Direction — A verbatim copy of the records is required, with all pictures left out.

(Recorded data)

Start

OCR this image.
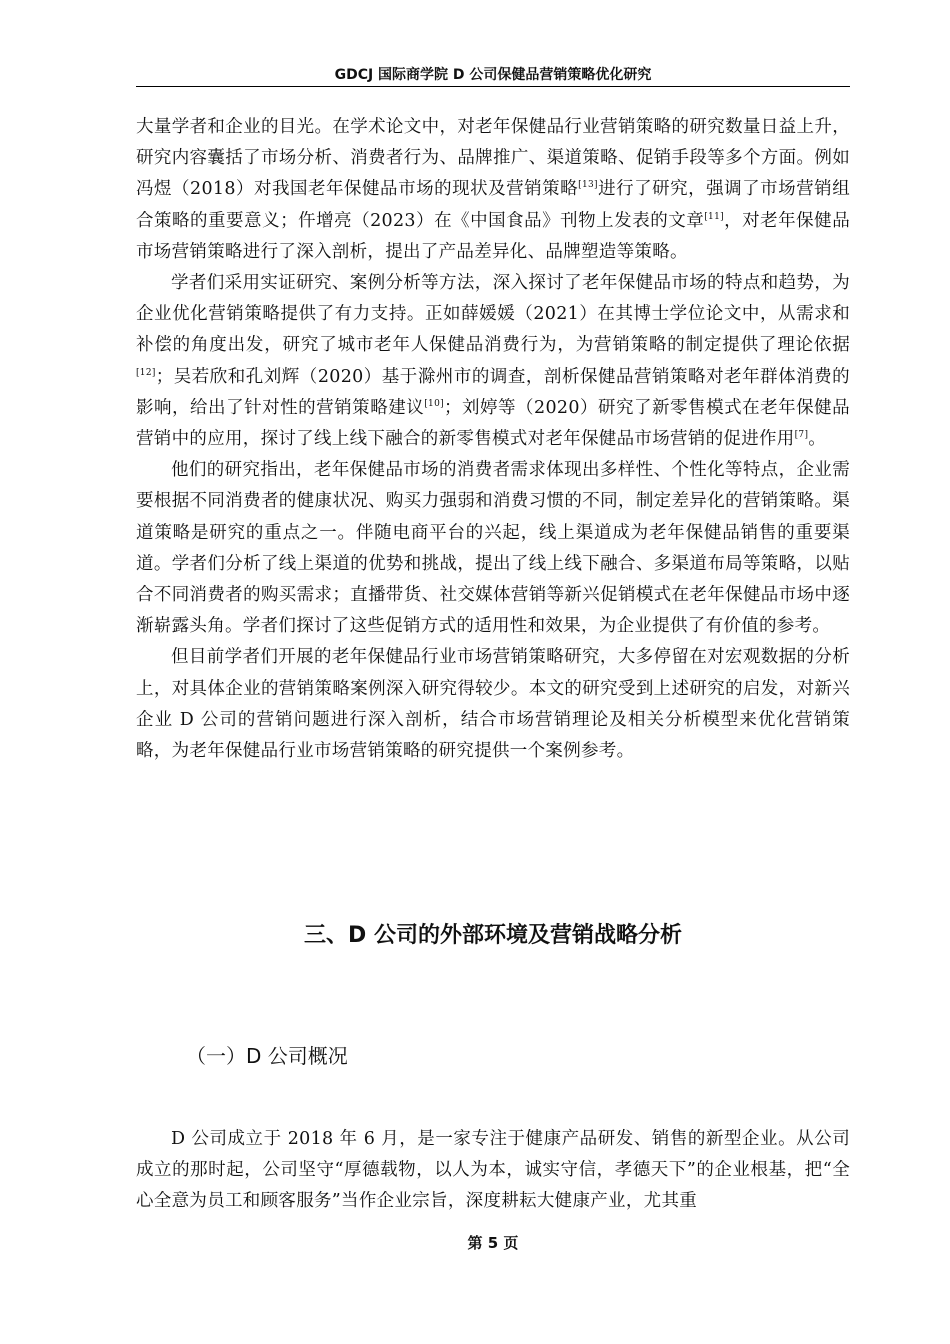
GDCJ 国际商学院 D 公司保健品营销策略优化研究

大量学者和企业的目光。在学术论文中，对老年保健品行业营销策略的研究数量日益上升，研究内容囊括了市场分析、消费者行为、品牌推广、渠道策略、促销手段等多个方面。例如冯煜（2018）对我国老年保健品市场的现状及营销策略[13]进行了研究，强调了市场营销组合策略的重要意义；仵增亮（2023）在《中国食品》刊物上发表的文章[11]，对老年保健品市场营销策略进行了深入剖析，提出了产品差异化、品牌塑造等策略。

学者们采用实证研究、案例分析等方法，深入探讨了老年保健品市场的特点和趋势，为企业优化营销策略提供了有力支持。正如薛媛媛（2021）在其博士学位论文中，从需求和补偿的角度出发，研究了城市老年人保健品消费行为，为营销策略的制定提供了理论依据[12]；吴若欣和孔刘辉（2020）基于滁州市的调查，剖析保健品营销策略对老年群体消费的影响，给出了针对性的营销策略建议[10]；刘婷等（2020）研究了新零售模式在老年保健品营销中的应用，探讨了线上线下融合的新零售模式对老年保健品市场营销的促进作用[7]。

他们的研究指出，老年保健品市场的消费者需求体现出多样性、个性化等特点，企业需要根据不同消费者的健康状况、购买力强弱和消费习惯的不同，制定差异化的营销策略。渠道策略是研究的重点之一。伴随电商平台的兴起，线上渠道成为老年保健品销售的重要渠道。学者们分析了线上渠道的优势和挑战，提出了线上线下融合、多渠道布局等策略，以贴合不同消费者的购买需求；直播带货、社交媒体营销等新兴促销模式在老年保健品市场中逐渐崭露头角。学者们探讨了这些促销方式的适用性和效果，为企业提供了有价值的参考。

但目前学者们开展的老年保健品行业市场营销策略研究，大多停留在对宏观数据的分析上，对具体企业的营销策略案例深入研究得较少。本文的研究受到上述研究的启发，对新兴企业 D 公司的营销问题进行深入剖析，结合市场营销理论及相关分析模型来优化营销策略，为老年保健品行业市场营销策略的研究提供一个案例参考。

三、D 公司的外部环境及营销战略分析
（一）D 公司概况

D 公司成立于 2018 年 6 月，是一家专注于健康产品研发、销售的新型企业。从公司成立的那时起，公司坚守“厚德载物，以人为本，诚实守信，孝德天下”的企业根基，把“全心全意为员工和顾客服务”当作企业宗旨，深度耕耘大健康产业，尤其重

第 5 页
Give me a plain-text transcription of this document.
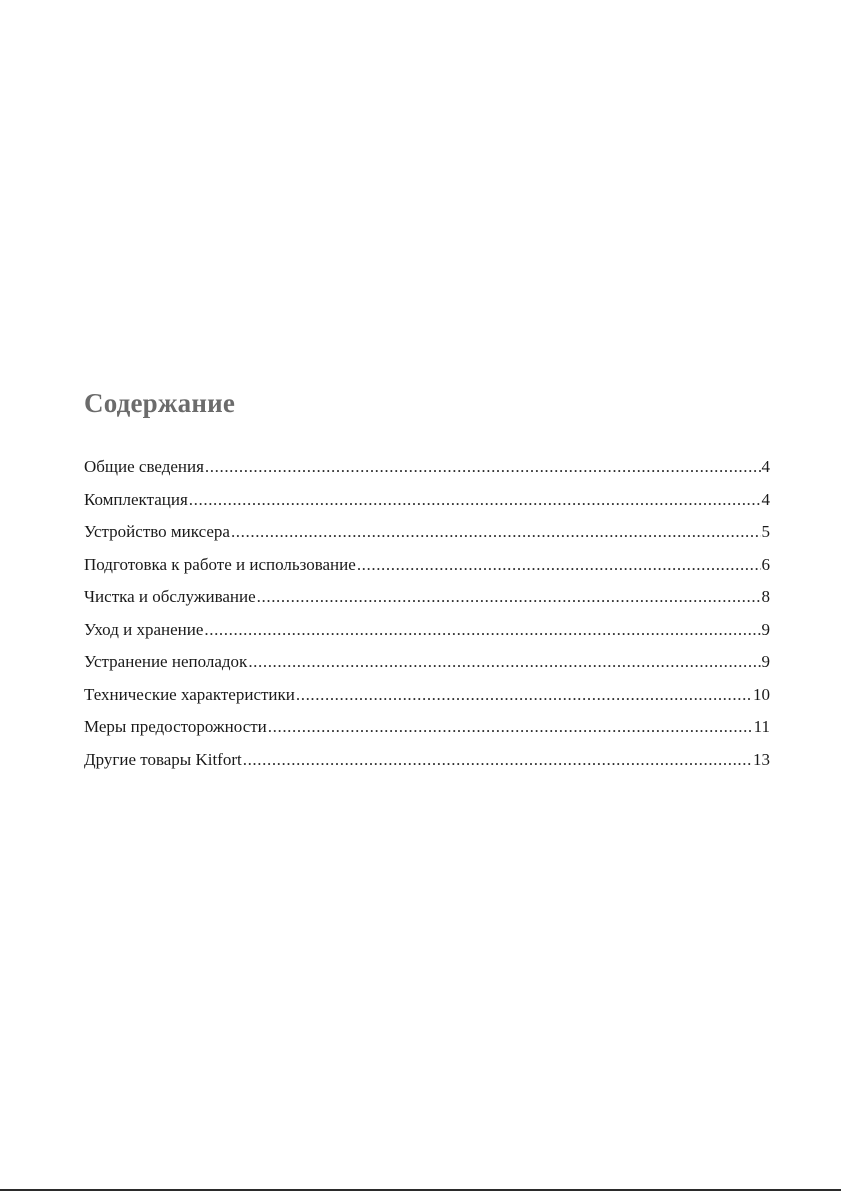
Содержание
Общие сведения .....	4
Комплектация .....	4
Устройство миксера .....	5
Подготовка к работе и использование .....	6
Чистка и обслуживание .....	8
Уход и хранение .....	9
Устранение неполадок .....	9
Технические характеристики .....	10
Меры предосторожности .....	11
Другие товары Kitfort .....	13
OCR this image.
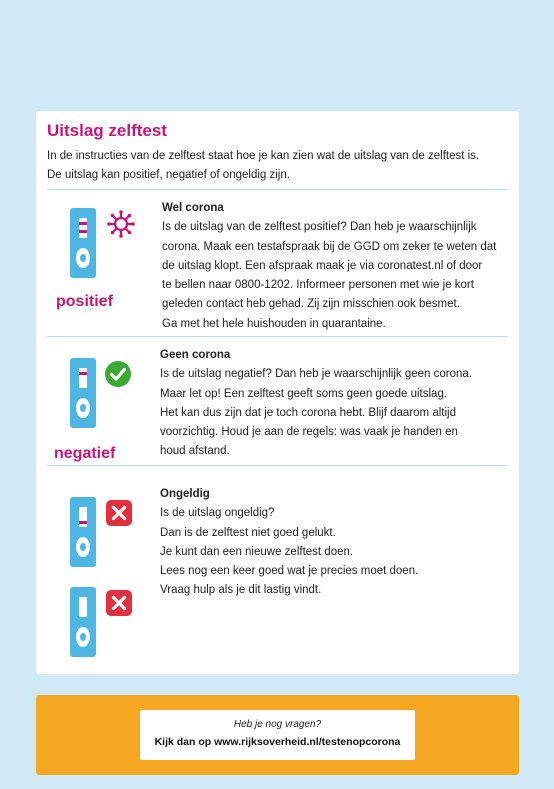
Uitslag zelftest
In de instructies van de zelftest staat hoe je kan zien wat de uitslag van de zelftest is.
De uitslag kan positief, negatief of ongeldig zijn.
positief
Wel corona
Is de uitslag van de zelftest positief? Dan heb je waarschijnlijk
corona. Maak een testafspraak bij de GGD om zeker te weten dat
de uitslag klopt. Een afspraak maak je via coronatest.nl of door
te bellen naar 0800-1202. Informeer personen met wie je kort
geleden contact heb gehad. Zij zijn misschien ook besmet.
Ga met het hele huishouden in quarantaine.
negatief
Geen corona
Is de uitslag negatief? Dan heb je waarschijnlijk geen corona.
Maar let op! Een zelftest geeft soms geen goede uitslag.
Het kan dus zijn dat je toch corona hebt. Blijf daarom altijd
voorzichtig. Houd je aan de regels: was vaak je handen en
houd afstand.
Ongeldig
Is de uitslag ongeldig?
Dan is de zelftest niet goed gelukt.
Je kunt dan een nieuwe zelftest doen.
Lees nog een keer goed wat je precies moet doen.
Vraag hulp als je dit lastig vindt.
Heb je nog vragen?
Kijk dan op www.rijksoverheid.nl/testenopcorona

End

Correct response —
OCR this image.
GDCJ 国际商学院 D 公司保健品营销策略优化研究

大量学者和企业的目光。在学术论文中，对老年保健品行业营销策略的研究数量日益上升，研究内容囊括了市场分析、消费者行为、品牌推广、渠道策略、促销手段等多个方面。例如冯煜（2018）对我国老年保健品市场的现状及营销策略[13]进行了研究，强调了市场营销组合策略的重要意义；仵增亮（2023）在《中国食品》刊物上发表的文章[11]，对老年保健品市场营销策略进行了深入剖析，提出了产品差异化、品牌塑造等策略。

学者们采用实证研究、案例分析等方法，深入探讨了老年保健品市场的特点和趋势，为企业优化营销策略提供了有力支持。正如薛媛媛（2021）在其博士学位论文中，从需求和补偿的角度出发，研究了城市老年人保健品消费行为，为营销策略的制定提供了理论依据[12]；吴若欣和孔刘辉（2020）基于滁州市的调查，剖析保健品营销策略对老年群体消费的影响，给出了针对性的营销策略建议[10]；刘婷等（2020）研究了新零售模式在老年保健品营销中的应用，探讨了线上线下融合的新零售模式对老年保健品市场营销的促进作用[7]。

他们的研究指出，老年保健品市场的消费者需求体现出多样性、个性化等特点，企业需要根据不同消费者的健康状况、购买力强弱和消费习惯的不同，制定差异化的营销策略。渠道策略是研究的重点之一。伴随电商平台的兴起，线上渠道成为老年保健品销售的重要渠道。学者们分析了线上渠道的优势和挑战，提出了线上线下融合、多渠道布局等策略，以贴合不同消费者的购买需求；直播带货、社交媒体营销等新兴促销模式在老年保健品市场中逐渐崭露头角。学者们探讨了这些促销方式的适用性和效果，为企业提供了有价值的参考。

但目前学者们开展的老年保健品行业市场营销策略研究，大多停留在对宏观数据的分析上，对具体企业的营销策略案例深入研究得较少。本文的研究受到上述研究的启发，对新兴企业 D 公司的营销问题进行深入剖析，结合市场营销理论及相关分析模型来优化营销策略，为老年保健品行业市场营销策略的研究提供一个案例参考。

三、D 公司的外部环境及营销战略分析
（一）D 公司概况

D 公司成立于 2018 年 6 月，是一家专注于健康产品研发、销售的新型企业。从公司成立的那时起，公司坚守“厚德载物，以人为本，诚实守信，孝德天下”的企业根基，把“全心全意为员工和顾客服务”当作企业宗旨，深度耕耘大健康产业，尤其重

第 5 页
Give me a plain-text transcription of this document.
Содержание
Общие сведения .....	4
Комплектация .....	4
Устройство миксера .....	5
Подготовка к работе и использование .....	6
Чистка и обслуживание .....	8
Уход и хранение .....	9
Устранение неполадок .....	9
Технические характеристики .....	10
Меры предосторожности .....	11
Другие товары Kitfort .....	13
OCR this image.
Uitslag zelftest
In de instructies van de zelftest staat hoe je kan zien wat de uitslag van de zelftest is.
De uitslag kan positief, negatief of ongeldig zijn.
positief
Wel corona
Is de uitslag van de zelftest positief? Dan heb je waarschijnlijk
corona. Maak een testafspraak bij de GGD om zeker te weten dat
de uitslag klopt. Een afspraak maak je via coronatest.nl of door
te bellen naar 0800-1202. Informeer personen met wie je kort
geleden contact heb gehad. Zij zijn misschien ook besmet.
Ga met het hele huishouden in quarantaine.
negatief
Geen corona
Is de uitslag negatief? Dan heb je waarschijnlijk geen corona.
Maar let op! Een zelftest geeft soms geen goede uitslag.
Het kan dus zijn dat je toch corona hebt. Blijf daarom altijd
voorzichtig. Houd je aan de regels: was vaak je handen en
houd afstand.
Ongeldig
Is de uitslag ongeldig?
Dan is de zelftest niet goed gelukt.
Je kunt dan een nieuwe zelftest doen.
Lees nog een keer goed wat je precies moet doen.
Vraag hulp als je dit lastig vindt.
Heb je nog vragen?
Kijk dan op www.rijksoverheid.nl/testenopcorona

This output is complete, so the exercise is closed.